#### Records for the exercise:
=======

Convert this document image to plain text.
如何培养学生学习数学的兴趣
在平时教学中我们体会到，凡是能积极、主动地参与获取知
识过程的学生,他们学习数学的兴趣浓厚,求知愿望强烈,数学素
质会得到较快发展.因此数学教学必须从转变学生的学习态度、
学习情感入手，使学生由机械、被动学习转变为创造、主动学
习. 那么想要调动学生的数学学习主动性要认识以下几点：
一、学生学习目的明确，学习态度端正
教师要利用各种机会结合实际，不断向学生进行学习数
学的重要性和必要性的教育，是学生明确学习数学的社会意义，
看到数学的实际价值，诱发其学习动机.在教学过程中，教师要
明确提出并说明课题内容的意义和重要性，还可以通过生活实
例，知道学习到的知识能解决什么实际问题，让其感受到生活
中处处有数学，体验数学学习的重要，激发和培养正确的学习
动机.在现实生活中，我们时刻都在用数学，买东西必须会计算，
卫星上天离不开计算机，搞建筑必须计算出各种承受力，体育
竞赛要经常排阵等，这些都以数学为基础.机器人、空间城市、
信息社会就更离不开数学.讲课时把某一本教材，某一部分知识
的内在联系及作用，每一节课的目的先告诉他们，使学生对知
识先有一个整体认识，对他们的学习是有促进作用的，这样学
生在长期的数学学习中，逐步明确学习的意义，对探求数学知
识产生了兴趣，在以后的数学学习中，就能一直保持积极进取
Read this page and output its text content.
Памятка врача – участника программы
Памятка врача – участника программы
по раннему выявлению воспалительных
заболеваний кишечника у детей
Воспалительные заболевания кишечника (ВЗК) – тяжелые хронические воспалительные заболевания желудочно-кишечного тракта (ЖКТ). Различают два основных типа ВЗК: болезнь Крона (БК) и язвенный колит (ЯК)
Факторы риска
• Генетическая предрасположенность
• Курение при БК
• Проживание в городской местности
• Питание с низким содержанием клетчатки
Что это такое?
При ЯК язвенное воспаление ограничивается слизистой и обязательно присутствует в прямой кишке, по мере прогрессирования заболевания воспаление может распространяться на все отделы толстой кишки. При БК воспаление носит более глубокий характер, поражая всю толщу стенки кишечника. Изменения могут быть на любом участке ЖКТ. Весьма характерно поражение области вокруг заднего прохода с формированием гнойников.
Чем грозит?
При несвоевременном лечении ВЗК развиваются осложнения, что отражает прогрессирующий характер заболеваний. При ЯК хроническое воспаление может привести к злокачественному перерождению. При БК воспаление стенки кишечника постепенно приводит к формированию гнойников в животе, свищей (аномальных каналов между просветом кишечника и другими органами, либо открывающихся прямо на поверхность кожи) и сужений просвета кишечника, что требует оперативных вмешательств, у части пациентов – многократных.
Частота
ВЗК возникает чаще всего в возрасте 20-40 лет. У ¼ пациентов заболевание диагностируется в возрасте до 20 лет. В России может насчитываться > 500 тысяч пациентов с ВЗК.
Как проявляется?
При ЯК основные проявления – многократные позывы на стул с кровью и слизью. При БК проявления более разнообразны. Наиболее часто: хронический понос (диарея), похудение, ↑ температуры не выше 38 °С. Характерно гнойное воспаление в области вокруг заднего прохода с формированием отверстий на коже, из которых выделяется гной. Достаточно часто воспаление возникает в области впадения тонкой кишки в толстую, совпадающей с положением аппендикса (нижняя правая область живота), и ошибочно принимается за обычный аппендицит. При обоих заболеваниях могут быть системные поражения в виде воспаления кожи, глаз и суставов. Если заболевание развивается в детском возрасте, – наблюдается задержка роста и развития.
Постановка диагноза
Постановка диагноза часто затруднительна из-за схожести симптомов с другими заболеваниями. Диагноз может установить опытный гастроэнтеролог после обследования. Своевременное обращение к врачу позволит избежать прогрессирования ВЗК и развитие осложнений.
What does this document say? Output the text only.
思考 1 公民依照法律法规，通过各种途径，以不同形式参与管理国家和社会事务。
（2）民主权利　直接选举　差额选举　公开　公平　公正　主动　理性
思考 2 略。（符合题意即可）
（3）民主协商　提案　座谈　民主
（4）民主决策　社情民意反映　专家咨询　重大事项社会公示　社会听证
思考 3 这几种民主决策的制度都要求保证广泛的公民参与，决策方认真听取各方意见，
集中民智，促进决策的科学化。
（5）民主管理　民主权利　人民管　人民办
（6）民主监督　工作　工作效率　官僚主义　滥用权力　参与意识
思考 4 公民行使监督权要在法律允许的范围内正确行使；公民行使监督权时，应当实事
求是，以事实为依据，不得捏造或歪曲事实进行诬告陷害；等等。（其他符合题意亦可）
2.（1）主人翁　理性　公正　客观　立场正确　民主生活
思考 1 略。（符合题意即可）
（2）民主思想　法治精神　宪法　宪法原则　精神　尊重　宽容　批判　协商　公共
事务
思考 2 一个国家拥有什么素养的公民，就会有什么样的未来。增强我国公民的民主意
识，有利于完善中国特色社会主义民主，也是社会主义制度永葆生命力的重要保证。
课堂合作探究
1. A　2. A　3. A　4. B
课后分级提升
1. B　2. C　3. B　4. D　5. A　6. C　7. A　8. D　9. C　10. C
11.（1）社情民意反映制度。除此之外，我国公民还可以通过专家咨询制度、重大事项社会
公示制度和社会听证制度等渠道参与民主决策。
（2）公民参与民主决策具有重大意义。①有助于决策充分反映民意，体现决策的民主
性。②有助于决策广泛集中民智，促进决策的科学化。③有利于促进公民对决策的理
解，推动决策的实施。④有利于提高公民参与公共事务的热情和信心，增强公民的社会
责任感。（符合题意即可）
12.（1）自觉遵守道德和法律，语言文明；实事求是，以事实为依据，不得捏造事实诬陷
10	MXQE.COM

=======

#### Job:
Each record above should be repeated exactly as it appears.

#### Written response:
Convert this document image to plain text.
如何培养学生学习数学的兴趣
在平时教学中我们体会到，凡是能积极、主动地参与获取知
识过程的学生,他们学习数学的兴趣浓厚,求知愿望强烈,数学素
质会得到较快发展.因此数学教学必须从转变学生的学习态度、
学习情感入手，使学生由机械、被动学习转变为创造、主动学
习. 那么想要调动学生的数学学习主动性要认识以下几点：
一、学生学习目的明确，学习态度端正
教师要利用各种机会结合实际，不断向学生进行学习数
学的重要性和必要性的教育，是学生明确学习数学的社会意义，
看到数学的实际价值，诱发其学习动机.在教学过程中，教师要
明确提出并说明课题内容的意义和重要性，还可以通过生活实
例，知道学习到的知识能解决什么实际问题，让其感受到生活
中处处有数学，体验数学学习的重要，激发和培养正确的学习
动机.在现实生活中，我们时刻都在用数学，买东西必须会计算，
卫星上天离不开计算机，搞建筑必须计算出各种承受力，体育
竞赛要经常排阵等，这些都以数学为基础.机器人、空间城市、
信息社会就更离不开数学.讲课时把某一本教材，某一部分知识
的内在联系及作用，每一节课的目的先告诉他们，使学生对知
识先有一个整体认识，对他们的学习是有促进作用的，这样学
生在长期的数学学习中，逐步明确学习的意义，对探求数学知
识产生了兴趣，在以后的数学学习中，就能一直保持积极进取
Read this page and output its text content.
Памятка врача – участника программы
Памятка врача – участника программы
по раннему выявлению воспалительных
заболеваний кишечника у детей
Воспалительные заболевания кишечника (ВЗК) – тяжелые хронические воспалительные заболевания желудочно-кишечного тракта (ЖКТ). Различают два основных типа ВЗК: болезнь Крона (БК) и язвенный колит (ЯК)
Факторы риска
• Генетическая предрасположенность
• Курение при БК
• Проживание в городской местности
• Питание с низким содержанием клетчатки
Что это такое?
При ЯК язвенное воспаление ограничивается слизистой и обязательно присутствует в прямой кишке, по мере прогрессирования заболевания воспаление может распространяться на все отделы толстой кишки. При БК воспаление носит более глубокий характер, поражая всю толщу стенки кишечника. Изменения могут быть на любом участке ЖКТ. Весьма характерно поражение области вокруг заднего прохода с формированием гнойников.
Чем грозит?
При несвоевременном лечении ВЗК развиваются осложнения, что отражает прогрессирующий характер заболеваний. При ЯК хроническое воспаление может привести к злокачественному перерождению. При БК воспаление стенки кишечника постепенно приводит к формированию гнойников в животе, свищей (аномальных каналов между просветом кишечника и другими органами, либо открывающихся прямо на поверхность кожи) и сужений просвета кишечника, что требует оперативных вмешательств, у части пациентов – многократных.
Частота
ВЗК возникает чаще всего в возрасте 20-40 лет. У ¼ пациентов заболевание диагностируется в возрасте до 20 лет. В России может насчитываться > 500 тысяч пациентов с ВЗК.
Как проявляется?
При ЯК основные проявления – многократные позывы на стул с кровью и слизью. При БК проявления более разнообразны. Наиболее часто: хронический понос (диарея), похудение, ↑ температуры не выше 38 °С. Характерно гнойное воспаление в области вокруг заднего прохода с формированием отверстий на коже, из которых выделяется гной. Достаточно часто воспаление возникает в области впадения тонкой кишки в толстую, совпадающей с положением аппендикса (нижняя правая область живота), и ошибочно принимается за обычный аппендицит. При обоих заболеваниях могут быть системные поражения в виде воспаления кожи, глаз и суставов. Если заболевание развивается в детском возрасте, – наблюдается задержка роста и развития.
Постановка диагноза
Постановка диагноза часто затруднительна из-за схожести симптомов с другими заболеваниями. Диагноз может установить опытный гастроэнтеролог после обследования. Своевременное обращение к врачу позволит избежать прогрессирования ВЗК и развитие осложнений.
What does this document say? Output the text only.
思考 1 公民依照法律法规，通过各种途径，以不同形式参与管理国家和社会事务。
（2）民主权利　直接选举　差额选举　公开　公平　公正　主动　理性
思考 2 略。（符合题意即可）
（3）民主协商　提案　座谈　民主
（4）民主决策　社情民意反映　专家咨询　重大事项社会公示　社会听证
思考 3 这几种民主决策的制度都要求保证广泛的公民参与，决策方认真听取各方意见，
集中民智，促进决策的科学化。
（5）民主管理　民主权利　人民管　人民办
（6）民主监督　工作　工作效率　官僚主义　滥用权力　参与意识
思考 4 公民行使监督权要在法律允许的范围内正确行使；公民行使监督权时，应当实事
求是，以事实为依据，不得捏造或歪曲事实进行诬告陷害；等等。（其他符合题意亦可）
2.（1）主人翁　理性　公正　客观　立场正确　民主生活
思考 1 略。（符合题意即可）
（2）民主思想　法治精神　宪法　宪法原则　精神　尊重　宽容　批判　协商　公共
事务
思考 2 一个国家拥有什么素养的公民，就会有什么样的未来。增强我国公民的民主意
识，有利于完善中国特色社会主义民主，也是社会主义制度永葆生命力的重要保证。
课堂合作探究
1. A　2. A　3. A　4. B
课后分级提升
1. B　2. C　3. B　4. D　5. A　6. C　7. A　8. D　9. C　10. C
11.（1）社情民意反映制度。除此之外，我国公民还可以通过专家咨询制度、重大事项社会
公示制度和社会听证制度等渠道参与民主决策。
（2）公民参与民主决策具有重大意义。①有助于决策充分反映民意，体现决策的民主
性。②有助于决策广泛集中民智，促进决策的科学化。③有利于促进公民对决策的理
解，推动决策的实施。④有利于提高公民参与公共事务的热情和信心，增强公民的社会
责任感。（符合题意即可）
12.（1）自觉遵守道德和法律，语言文明；实事求是，以事实为依据，不得捏造事实诬陷
10	MXQE.COM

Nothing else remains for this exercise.